▶ **DIRECTIVE**
Transcribe the material in full. Nothing should differ except that the pictures are left out.

▶ **RAW DATA**
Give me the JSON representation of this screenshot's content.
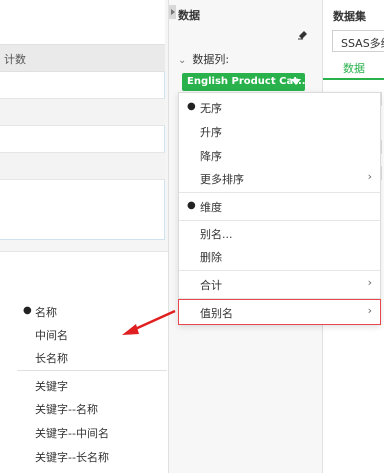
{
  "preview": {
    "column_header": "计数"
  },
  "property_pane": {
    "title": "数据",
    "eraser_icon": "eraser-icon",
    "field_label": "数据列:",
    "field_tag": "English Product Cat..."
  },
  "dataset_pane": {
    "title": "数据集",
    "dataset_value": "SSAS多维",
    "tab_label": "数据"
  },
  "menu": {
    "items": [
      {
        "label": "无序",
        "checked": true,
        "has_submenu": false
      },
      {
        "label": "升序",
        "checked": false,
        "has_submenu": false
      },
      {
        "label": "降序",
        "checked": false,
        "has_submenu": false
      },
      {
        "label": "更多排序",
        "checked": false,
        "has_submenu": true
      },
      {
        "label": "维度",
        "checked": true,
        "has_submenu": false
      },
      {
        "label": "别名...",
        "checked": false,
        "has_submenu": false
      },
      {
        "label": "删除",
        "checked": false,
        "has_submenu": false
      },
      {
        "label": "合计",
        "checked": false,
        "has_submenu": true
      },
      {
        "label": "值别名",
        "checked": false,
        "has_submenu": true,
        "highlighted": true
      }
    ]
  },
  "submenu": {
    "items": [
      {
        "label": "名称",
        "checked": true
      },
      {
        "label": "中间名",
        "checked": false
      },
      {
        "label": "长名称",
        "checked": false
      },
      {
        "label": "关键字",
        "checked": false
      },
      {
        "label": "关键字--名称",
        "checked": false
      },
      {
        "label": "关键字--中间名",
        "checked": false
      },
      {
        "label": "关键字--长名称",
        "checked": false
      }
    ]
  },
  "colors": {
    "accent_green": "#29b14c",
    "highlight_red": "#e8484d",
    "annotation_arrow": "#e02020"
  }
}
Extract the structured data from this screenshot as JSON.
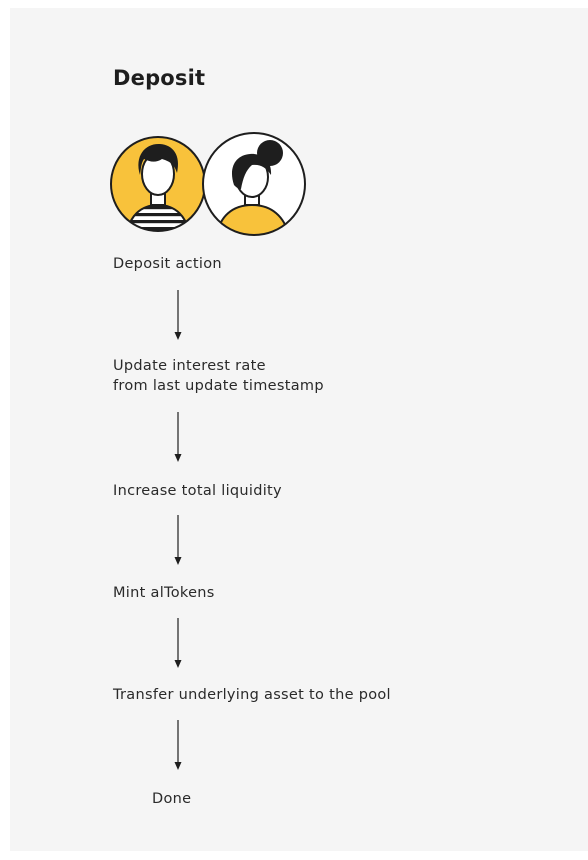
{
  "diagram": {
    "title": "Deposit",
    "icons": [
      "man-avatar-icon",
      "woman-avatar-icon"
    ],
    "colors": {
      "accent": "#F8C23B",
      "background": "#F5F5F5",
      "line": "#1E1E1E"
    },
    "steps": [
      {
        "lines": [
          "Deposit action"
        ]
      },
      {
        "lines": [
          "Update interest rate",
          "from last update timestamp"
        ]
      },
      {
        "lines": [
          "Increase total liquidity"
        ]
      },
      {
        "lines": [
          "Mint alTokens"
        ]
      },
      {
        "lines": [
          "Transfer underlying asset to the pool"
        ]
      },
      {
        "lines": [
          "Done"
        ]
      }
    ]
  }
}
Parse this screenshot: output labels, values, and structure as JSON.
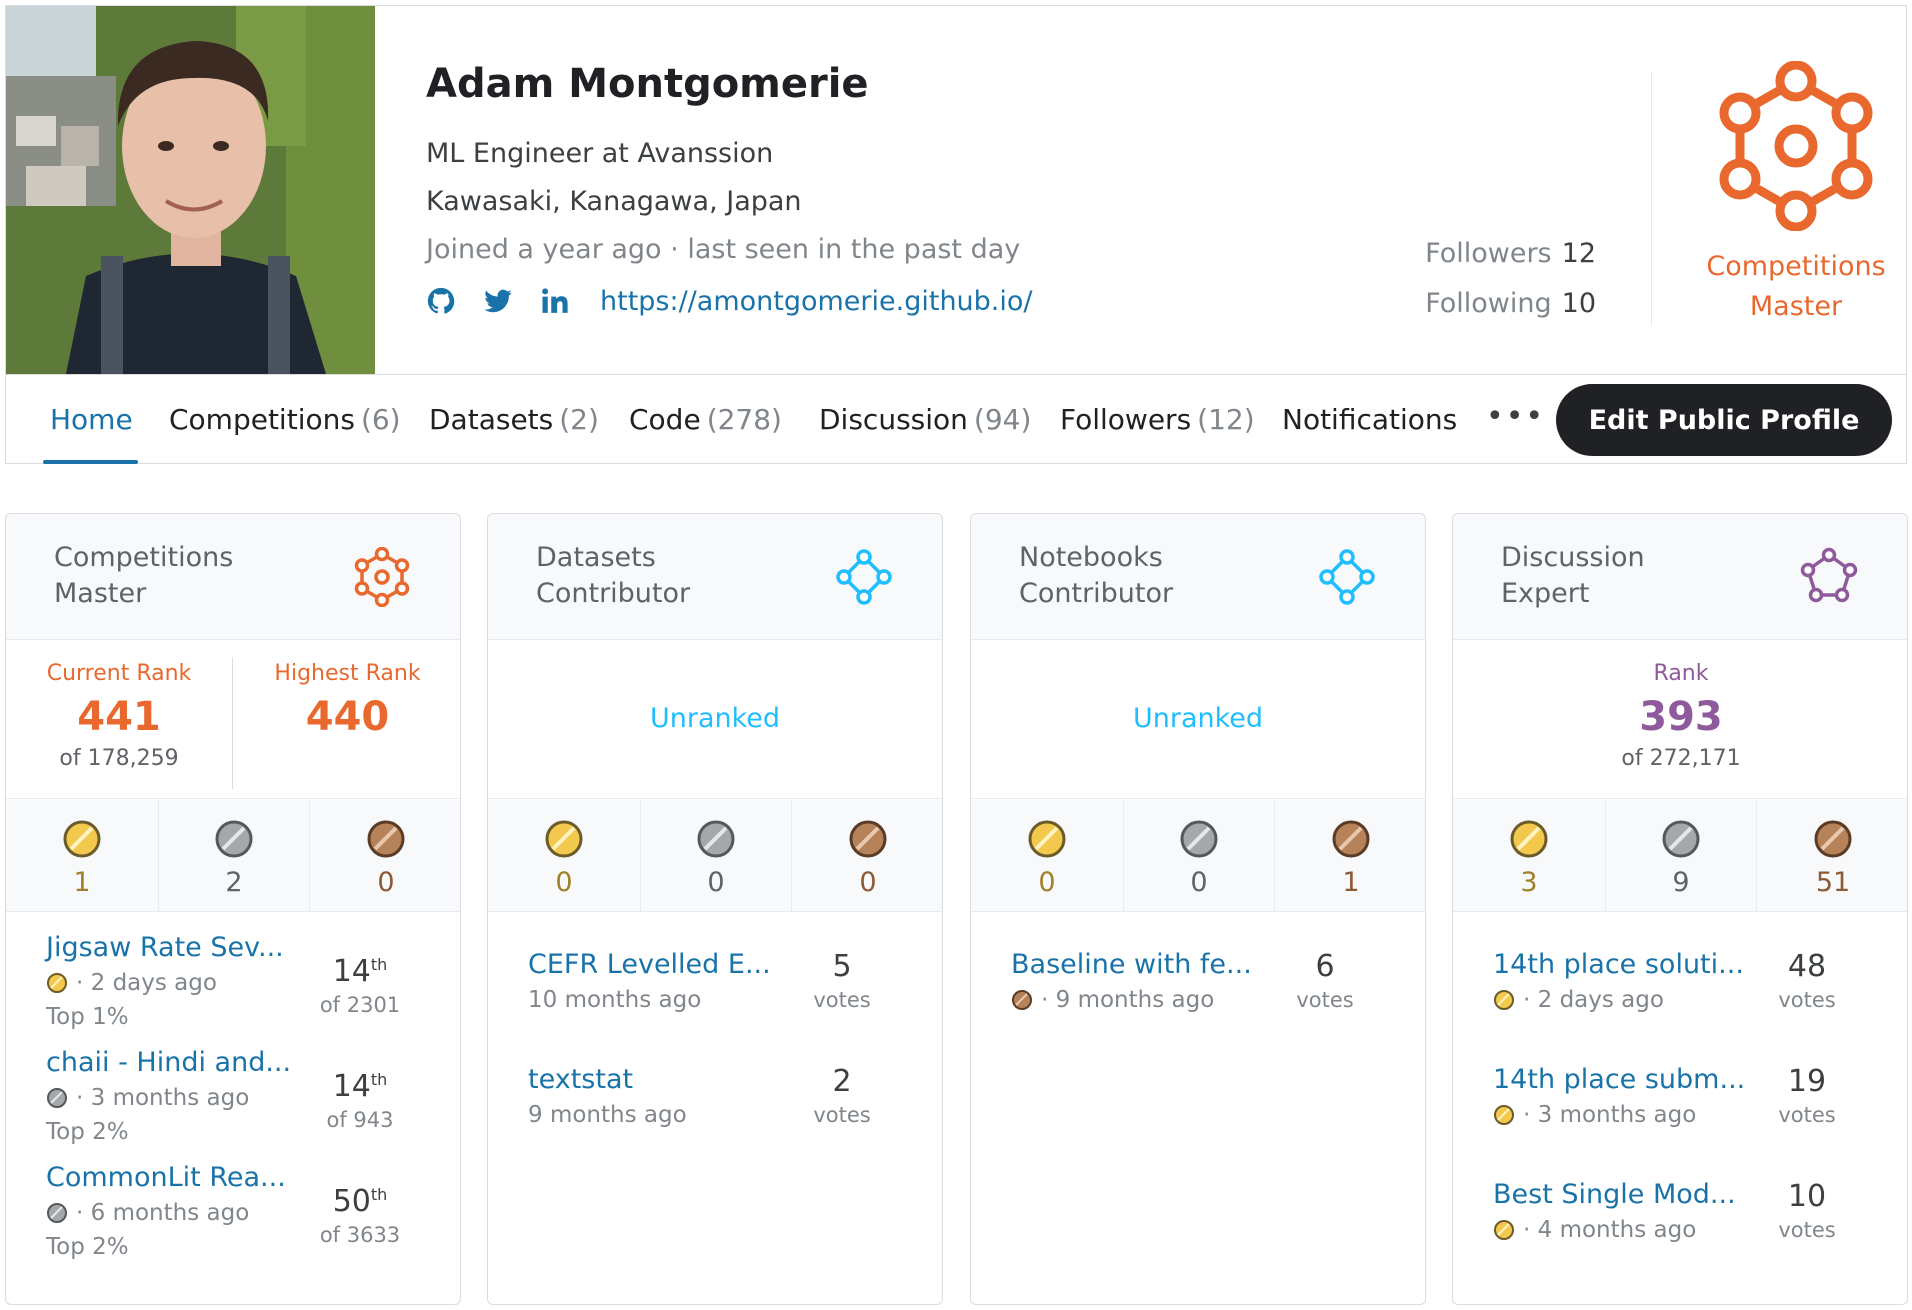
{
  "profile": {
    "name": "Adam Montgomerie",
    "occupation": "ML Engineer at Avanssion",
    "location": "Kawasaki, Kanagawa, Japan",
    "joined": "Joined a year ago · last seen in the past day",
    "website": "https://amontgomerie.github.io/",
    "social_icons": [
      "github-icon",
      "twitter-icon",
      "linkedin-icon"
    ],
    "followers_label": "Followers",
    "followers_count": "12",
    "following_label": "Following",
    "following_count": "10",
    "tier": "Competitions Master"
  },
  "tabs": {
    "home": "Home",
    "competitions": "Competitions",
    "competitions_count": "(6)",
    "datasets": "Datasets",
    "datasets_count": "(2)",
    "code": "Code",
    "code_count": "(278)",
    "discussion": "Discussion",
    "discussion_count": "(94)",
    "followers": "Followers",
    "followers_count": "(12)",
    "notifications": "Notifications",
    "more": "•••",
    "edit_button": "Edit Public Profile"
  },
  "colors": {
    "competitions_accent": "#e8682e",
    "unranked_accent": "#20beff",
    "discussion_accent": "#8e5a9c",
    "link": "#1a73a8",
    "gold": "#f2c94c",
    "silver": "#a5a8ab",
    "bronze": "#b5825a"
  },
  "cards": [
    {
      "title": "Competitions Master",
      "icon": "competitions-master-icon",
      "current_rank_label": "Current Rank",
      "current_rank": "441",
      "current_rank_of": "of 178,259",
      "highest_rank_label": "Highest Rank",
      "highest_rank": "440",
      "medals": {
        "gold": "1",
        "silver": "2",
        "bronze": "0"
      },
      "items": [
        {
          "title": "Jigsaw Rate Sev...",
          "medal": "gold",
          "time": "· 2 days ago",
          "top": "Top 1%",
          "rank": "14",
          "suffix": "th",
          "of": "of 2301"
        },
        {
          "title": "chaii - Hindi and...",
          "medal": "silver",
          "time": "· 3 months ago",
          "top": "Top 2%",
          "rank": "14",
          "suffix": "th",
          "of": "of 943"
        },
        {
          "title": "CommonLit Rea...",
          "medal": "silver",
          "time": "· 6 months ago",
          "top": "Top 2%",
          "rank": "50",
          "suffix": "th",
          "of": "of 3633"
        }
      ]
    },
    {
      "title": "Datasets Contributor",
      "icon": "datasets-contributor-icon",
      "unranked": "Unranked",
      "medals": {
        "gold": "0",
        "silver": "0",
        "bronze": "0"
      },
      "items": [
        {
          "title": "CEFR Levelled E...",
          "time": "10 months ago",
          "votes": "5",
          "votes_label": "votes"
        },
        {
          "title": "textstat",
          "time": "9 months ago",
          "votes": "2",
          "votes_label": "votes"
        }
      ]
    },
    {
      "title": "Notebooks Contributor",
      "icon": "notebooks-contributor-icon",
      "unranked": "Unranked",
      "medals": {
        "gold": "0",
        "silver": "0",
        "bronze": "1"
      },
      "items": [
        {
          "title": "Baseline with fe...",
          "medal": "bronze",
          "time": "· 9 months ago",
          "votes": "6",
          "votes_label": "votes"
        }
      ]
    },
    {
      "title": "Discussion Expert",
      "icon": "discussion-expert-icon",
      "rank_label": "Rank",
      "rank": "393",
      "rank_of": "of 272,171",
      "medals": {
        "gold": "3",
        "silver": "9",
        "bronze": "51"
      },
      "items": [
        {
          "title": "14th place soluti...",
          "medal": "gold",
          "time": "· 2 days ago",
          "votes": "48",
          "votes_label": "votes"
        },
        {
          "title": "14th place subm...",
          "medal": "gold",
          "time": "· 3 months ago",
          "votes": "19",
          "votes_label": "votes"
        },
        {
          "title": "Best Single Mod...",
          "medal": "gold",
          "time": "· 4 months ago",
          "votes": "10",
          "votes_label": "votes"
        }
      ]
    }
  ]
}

▶ **OUTPUT OF THE EXERCISE**
Give me the JSON representation of this screenshot's content.
{
  "preview": {
    "column_header": "计数"
  },
  "property_pane": {
    "title": "数据",
    "eraser_icon": "eraser-icon",
    "field_label": "数据列:",
    "field_tag": "English Product Cat..."
  },
  "dataset_pane": {
    "title": "数据集",
    "dataset_value": "SSAS多维",
    "tab_label": "数据"
  },
  "menu": {
    "items": [
      {
        "label": "无序",
        "checked": true,
        "has_submenu": false
      },
      {
        "label": "升序",
        "checked": false,
        "has_submenu": false
      },
      {
        "label": "降序",
        "checked": false,
        "has_submenu": false
      },
      {
        "label": "更多排序",
        "checked": false,
        "has_submenu": true
      },
      {
        "label": "维度",
        "checked": true,
        "has_submenu": false
      },
      {
        "label": "别名...",
        "checked": false,
        "has_submenu": false
      },
      {
        "label": "删除",
        "checked": false,
        "has_submenu": false
      },
      {
        "label": "合计",
        "checked": false,
        "has_submenu": true
      },
      {
        "label": "值别名",
        "checked": false,
        "has_submenu": true,
        "highlighted": true
      }
    ]
  },
  "submenu": {
    "items": [
      {
        "label": "名称",
        "checked": true
      },
      {
        "label": "中间名",
        "checked": false
      },
      {
        "label": "长名称",
        "checked": false
      },
      {
        "label": "关键字",
        "checked": false
      },
      {
        "label": "关键字--名称",
        "checked": false
      },
      {
        "label": "关键字--中间名",
        "checked": false
      },
      {
        "label": "关键字--长名称",
        "checked": false
      }
    ]
  },
  "colors": {
    "accent_green": "#29b14c",
    "highlight_red": "#e8484d",
    "annotation_arrow": "#e02020"
  }
}
Extract the structured data from this screenshot as JSON.
{
  "diagram": {
    "title": "Deposit",
    "icons": [
      "man-avatar-icon",
      "woman-avatar-icon"
    ],
    "colors": {
      "accent": "#F8C23B",
      "background": "#F5F5F5",
      "line": "#1E1E1E"
    },
    "steps": [
      {
        "lines": [
          "Deposit action"
        ]
      },
      {
        "lines": [
          "Update interest rate",
          "from last update timestamp"
        ]
      },
      {
        "lines": [
          "Increase total liquidity"
        ]
      },
      {
        "lines": [
          "Mint alTokens"
        ]
      },
      {
        "lines": [
          "Transfer underlying asset to the pool"
        ]
      },
      {
        "lines": [
          "Done"
        ]
      }
    ]
  }
}
Parse this screenshot: output labels, values, and structure as JSON.
{
  "profile": {
    "name": "Adam Montgomerie",
    "occupation": "ML Engineer at Avanssion",
    "location": "Kawasaki, Kanagawa, Japan",
    "joined": "Joined a year ago · last seen in the past day",
    "website": "https://amontgomerie.github.io/",
    "social_icons": [
      "github-icon",
      "twitter-icon",
      "linkedin-icon"
    ],
    "followers_label": "Followers",
    "followers_count": "12",
    "following_label": "Following",
    "following_count": "10",
    "tier": "Competitions Master"
  },
  "tabs": {
    "home": "Home",
    "competitions": "Competitions",
    "competitions_count": "(6)",
    "datasets": "Datasets",
    "datasets_count": "(2)",
    "code": "Code",
    "code_count": "(278)",
    "discussion": "Discussion",
    "discussion_count": "(94)",
    "followers": "Followers",
    "followers_count": "(12)",
    "notifications": "Notifications",
    "more": "•••",
    "edit_button": "Edit Public Profile"
  },
  "colors": {
    "competitions_accent": "#e8682e",
    "unranked_accent": "#20beff",
    "discussion_accent": "#8e5a9c",
    "link": "#1a73a8",
    "gold": "#f2c94c",
    "silver": "#a5a8ab",
    "bronze": "#b5825a"
  },
  "cards": [
    {
      "title": "Competitions Master",
      "icon": "competitions-master-icon",
      "current_rank_label": "Current Rank",
      "current_rank": "441",
      "current_rank_of": "of 178,259",
      "highest_rank_label": "Highest Rank",
      "highest_rank": "440",
      "medals": {
        "gold": "1",
        "silver": "2",
        "bronze": "0"
      },
      "items": [
        {
          "title": "Jigsaw Rate Sev...",
          "medal": "gold",
          "time": "· 2 days ago",
          "top": "Top 1%",
          "rank": "14",
          "suffix": "th",
          "of": "of 2301"
        },
        {
          "title": "chaii - Hindi and...",
          "medal": "silver",
          "time": "· 3 months ago",
          "top": "Top 2%",
          "rank": "14",
          "suffix": "th",
          "of": "of 943"
        },
        {
          "title": "CommonLit Rea...",
          "medal": "silver",
          "time": "· 6 months ago",
          "top": "Top 2%",
          "rank": "50",
          "suffix": "th",
          "of": "of 3633"
        }
      ]
    },
    {
      "title": "Datasets Contributor",
      "icon": "datasets-contributor-icon",
      "unranked": "Unranked",
      "medals": {
        "gold": "0",
        "silver": "0",
        "bronze": "0"
      },
      "items": [
        {
          "title": "CEFR Levelled E...",
          "time": "10 months ago",
          "votes": "5",
          "votes_label": "votes"
        },
        {
          "title": "textstat",
          "time": "9 months ago",
          "votes": "2",
          "votes_label": "votes"
        }
      ]
    },
    {
      "title": "Notebooks Contributor",
      "icon": "notebooks-contributor-icon",
      "unranked": "Unranked",
      "medals": {
        "gold": "0",
        "silver": "0",
        "bronze": "1"
      },
      "items": [
        {
          "title": "Baseline with fe...",
          "medal": "bronze",
          "time": "· 9 months ago",
          "votes": "6",
          "votes_label": "votes"
        }
      ]
    },
    {
      "title": "Discussion Expert",
      "icon": "discussion-expert-icon",
      "rank_label": "Rank",
      "rank": "393",
      "rank_of": "of 272,171",
      "medals": {
        "gold": "3",
        "silver": "9",
        "bronze": "51"
      },
      "items": [
        {
          "title": "14th place soluti...",
          "medal": "gold",
          "time": "· 2 days ago",
          "votes": "48",
          "votes_label": "votes"
        },
        {
          "title": "14th place subm...",
          "medal": "gold",
          "time": "· 3 months ago",
          "votes": "19",
          "votes_label": "votes"
        },
        {
          "title": "Best Single Mod...",
          "medal": "gold",
          "time": "· 4 months ago",
          "votes": "10",
          "votes_label": "votes"
        }
      ]
    }
  ]
}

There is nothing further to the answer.